● INFORMATION SUPPLIED
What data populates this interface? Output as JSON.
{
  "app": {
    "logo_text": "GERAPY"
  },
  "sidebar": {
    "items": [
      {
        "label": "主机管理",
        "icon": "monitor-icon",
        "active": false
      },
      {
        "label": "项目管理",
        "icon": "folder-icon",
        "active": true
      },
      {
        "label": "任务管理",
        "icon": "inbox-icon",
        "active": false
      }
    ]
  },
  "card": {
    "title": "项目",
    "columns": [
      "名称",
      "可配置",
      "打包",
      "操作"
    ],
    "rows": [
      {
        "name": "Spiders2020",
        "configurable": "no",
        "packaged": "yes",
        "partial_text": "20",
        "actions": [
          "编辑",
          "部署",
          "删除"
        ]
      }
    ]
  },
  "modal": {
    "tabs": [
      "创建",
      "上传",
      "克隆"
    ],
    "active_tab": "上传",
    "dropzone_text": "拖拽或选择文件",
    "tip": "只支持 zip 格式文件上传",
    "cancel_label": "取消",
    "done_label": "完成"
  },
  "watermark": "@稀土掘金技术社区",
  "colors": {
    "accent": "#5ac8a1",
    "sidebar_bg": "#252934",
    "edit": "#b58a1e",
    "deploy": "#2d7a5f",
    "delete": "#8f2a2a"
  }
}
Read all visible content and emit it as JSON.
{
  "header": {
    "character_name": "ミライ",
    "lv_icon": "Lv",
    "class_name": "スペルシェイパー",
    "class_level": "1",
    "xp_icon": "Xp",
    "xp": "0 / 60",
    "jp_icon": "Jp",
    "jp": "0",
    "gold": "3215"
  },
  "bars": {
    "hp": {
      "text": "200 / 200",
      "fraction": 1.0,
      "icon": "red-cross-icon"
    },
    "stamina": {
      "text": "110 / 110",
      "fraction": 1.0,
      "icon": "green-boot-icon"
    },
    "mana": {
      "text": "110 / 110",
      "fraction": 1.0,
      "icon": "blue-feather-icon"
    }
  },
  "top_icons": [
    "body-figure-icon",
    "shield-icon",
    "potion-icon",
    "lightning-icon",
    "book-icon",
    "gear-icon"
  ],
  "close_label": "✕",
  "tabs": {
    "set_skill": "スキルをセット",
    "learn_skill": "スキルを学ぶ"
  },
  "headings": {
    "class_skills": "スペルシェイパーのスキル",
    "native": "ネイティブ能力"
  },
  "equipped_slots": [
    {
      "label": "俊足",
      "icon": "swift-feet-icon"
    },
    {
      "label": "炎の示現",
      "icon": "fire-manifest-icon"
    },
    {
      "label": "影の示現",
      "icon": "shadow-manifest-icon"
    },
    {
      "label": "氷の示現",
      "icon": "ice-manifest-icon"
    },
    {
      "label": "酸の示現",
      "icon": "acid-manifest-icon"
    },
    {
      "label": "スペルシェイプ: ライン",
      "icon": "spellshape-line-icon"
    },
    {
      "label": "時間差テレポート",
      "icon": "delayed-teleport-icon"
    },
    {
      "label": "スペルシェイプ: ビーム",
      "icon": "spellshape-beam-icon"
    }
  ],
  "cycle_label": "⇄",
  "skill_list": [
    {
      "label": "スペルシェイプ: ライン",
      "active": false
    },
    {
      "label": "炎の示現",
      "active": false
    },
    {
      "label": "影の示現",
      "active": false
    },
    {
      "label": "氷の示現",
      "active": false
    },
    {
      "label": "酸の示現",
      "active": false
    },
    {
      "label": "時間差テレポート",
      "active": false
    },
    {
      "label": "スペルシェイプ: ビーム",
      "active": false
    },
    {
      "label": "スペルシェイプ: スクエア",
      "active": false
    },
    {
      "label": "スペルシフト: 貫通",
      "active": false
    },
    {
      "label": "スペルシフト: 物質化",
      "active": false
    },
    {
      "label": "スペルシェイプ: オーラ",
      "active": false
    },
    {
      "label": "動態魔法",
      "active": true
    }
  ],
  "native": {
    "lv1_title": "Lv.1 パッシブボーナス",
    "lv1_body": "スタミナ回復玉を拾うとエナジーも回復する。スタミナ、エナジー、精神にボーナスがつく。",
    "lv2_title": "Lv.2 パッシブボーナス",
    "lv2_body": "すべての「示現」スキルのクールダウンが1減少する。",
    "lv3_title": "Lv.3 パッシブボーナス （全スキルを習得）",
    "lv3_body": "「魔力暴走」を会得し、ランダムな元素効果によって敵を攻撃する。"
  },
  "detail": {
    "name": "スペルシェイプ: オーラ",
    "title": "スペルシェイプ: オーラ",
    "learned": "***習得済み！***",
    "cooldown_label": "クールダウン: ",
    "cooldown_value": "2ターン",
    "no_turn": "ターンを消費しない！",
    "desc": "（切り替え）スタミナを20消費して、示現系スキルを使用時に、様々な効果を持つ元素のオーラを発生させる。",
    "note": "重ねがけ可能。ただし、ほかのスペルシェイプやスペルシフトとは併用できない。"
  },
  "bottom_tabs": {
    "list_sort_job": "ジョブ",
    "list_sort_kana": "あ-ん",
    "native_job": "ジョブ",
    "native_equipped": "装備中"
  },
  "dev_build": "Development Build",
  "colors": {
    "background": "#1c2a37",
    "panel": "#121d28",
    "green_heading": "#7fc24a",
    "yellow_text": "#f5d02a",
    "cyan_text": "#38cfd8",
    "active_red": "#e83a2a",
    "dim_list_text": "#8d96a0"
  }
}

● WHAT TO DO
Copy out all of the data exactly, leaving nothing out.

● EXERCISE RESULT
What data populates this interface? Output as JSON.
{
  "app": {
    "logo_text": "GERAPY"
  },
  "sidebar": {
    "items": [
      {
        "label": "主机管理",
        "icon": "monitor-icon",
        "active": false
      },
      {
        "label": "项目管理",
        "icon": "folder-icon",
        "active": true
      },
      {
        "label": "任务管理",
        "icon": "inbox-icon",
        "active": false
      }
    ]
  },
  "card": {
    "title": "项目",
    "columns": [
      "名称",
      "可配置",
      "打包",
      "操作"
    ],
    "rows": [
      {
        "name": "Spiders2020",
        "configurable": "no",
        "packaged": "yes",
        "partial_text": "20",
        "actions": [
          "编辑",
          "部署",
          "删除"
        ]
      }
    ]
  },
  "modal": {
    "tabs": [
      "创建",
      "上传",
      "克隆"
    ],
    "active_tab": "上传",
    "dropzone_text": "拖拽或选择文件",
    "tip": "只支持 zip 格式文件上传",
    "cancel_label": "取消",
    "done_label": "完成"
  },
  "watermark": "@稀土掘金技术社区",
  "colors": {
    "accent": "#5ac8a1",
    "sidebar_bg": "#252934",
    "edit": "#b58a1e",
    "deploy": "#2d7a5f",
    "delete": "#8f2a2a"
  }
}
Read all visible content and emit it as JSON.
{
  "header": {
    "character_name": "ミライ",
    "lv_icon": "Lv",
    "class_name": "スペルシェイパー",
    "class_level": "1",
    "xp_icon": "Xp",
    "xp": "0 / 60",
    "jp_icon": "Jp",
    "jp": "0",
    "gold": "3215"
  },
  "bars": {
    "hp": {
      "text": "200 / 200",
      "fraction": 1.0,
      "icon": "red-cross-icon"
    },
    "stamina": {
      "text": "110 / 110",
      "fraction": 1.0,
      "icon": "green-boot-icon"
    },
    "mana": {
      "text": "110 / 110",
      "fraction": 1.0,
      "icon": "blue-feather-icon"
    }
  },
  "top_icons": [
    "body-figure-icon",
    "shield-icon",
    "potion-icon",
    "lightning-icon",
    "book-icon",
    "gear-icon"
  ],
  "close_label": "✕",
  "tabs": {
    "set_skill": "スキルをセット",
    "learn_skill": "スキルを学ぶ"
  },
  "headings": {
    "class_skills": "スペルシェイパーのスキル",
    "native": "ネイティブ能力"
  },
  "equipped_slots": [
    {
      "label": "俊足",
      "icon": "swift-feet-icon"
    },
    {
      "label": "炎の示現",
      "icon": "fire-manifest-icon"
    },
    {
      "label": "影の示現",
      "icon": "shadow-manifest-icon"
    },
    {
      "label": "氷の示現",
      "icon": "ice-manifest-icon"
    },
    {
      "label": "酸の示現",
      "icon": "acid-manifest-icon"
    },
    {
      "label": "スペルシェイプ: ライン",
      "icon": "spellshape-line-icon"
    },
    {
      "label": "時間差テレポート",
      "icon": "delayed-teleport-icon"
    },
    {
      "label": "スペルシェイプ: ビーム",
      "icon": "spellshape-beam-icon"
    }
  ],
  "cycle_label": "⇄",
  "skill_list": [
    {
      "label": "スペルシェイプ: ライン",
      "active": false
    },
    {
      "label": "炎の示現",
      "active": false
    },
    {
      "label": "影の示現",
      "active": false
    },
    {
      "label": "氷の示現",
      "active": false
    },
    {
      "label": "酸の示現",
      "active": false
    },
    {
      "label": "時間差テレポート",
      "active": false
    },
    {
      "label": "スペルシェイプ: ビーム",
      "active": false
    },
    {
      "label": "スペルシェイプ: スクエア",
      "active": false
    },
    {
      "label": "スペルシフト: 貫通",
      "active": false
    },
    {
      "label": "スペルシフト: 物質化",
      "active": false
    },
    {
      "label": "スペルシェイプ: オーラ",
      "active": false
    },
    {
      "label": "動態魔法",
      "active": true
    }
  ],
  "native": {
    "lv1_title": "Lv.1 パッシブボーナス",
    "lv1_body": "スタミナ回復玉を拾うとエナジーも回復する。スタミナ、エナジー、精神にボーナスがつく。",
    "lv2_title": "Lv.2 パッシブボーナス",
    "lv2_body": "すべての「示現」スキルのクールダウンが1減少する。",
    "lv3_title": "Lv.3 パッシブボーナス （全スキルを習得）",
    "lv3_body": "「魔力暴走」を会得し、ランダムな元素効果によって敵を攻撃する。"
  },
  "detail": {
    "name": "スペルシェイプ: オーラ",
    "title": "スペルシェイプ: オーラ",
    "learned": "***習得済み！***",
    "cooldown_label": "クールダウン: ",
    "cooldown_value": "2ターン",
    "no_turn": "ターンを消費しない！",
    "desc": "（切り替え）スタミナを20消費して、示現系スキルを使用時に、様々な効果を持つ元素のオーラを発生させる。",
    "note": "重ねがけ可能。ただし、ほかのスペルシェイプやスペルシフトとは併用できない。"
  },
  "bottom_tabs": {
    "list_sort_job": "ジョブ",
    "list_sort_kana": "あ-ん",
    "native_job": "ジョブ",
    "native_equipped": "装備中"
  },
  "dev_build": "Development Build",
  "colors": {
    "background": "#1c2a37",
    "panel": "#121d28",
    "green_heading": "#7fc24a",
    "yellow_text": "#f5d02a",
    "cyan_text": "#38cfd8",
    "active_red": "#e83a2a",
    "dim_list_text": "#8d96a0"
  }
}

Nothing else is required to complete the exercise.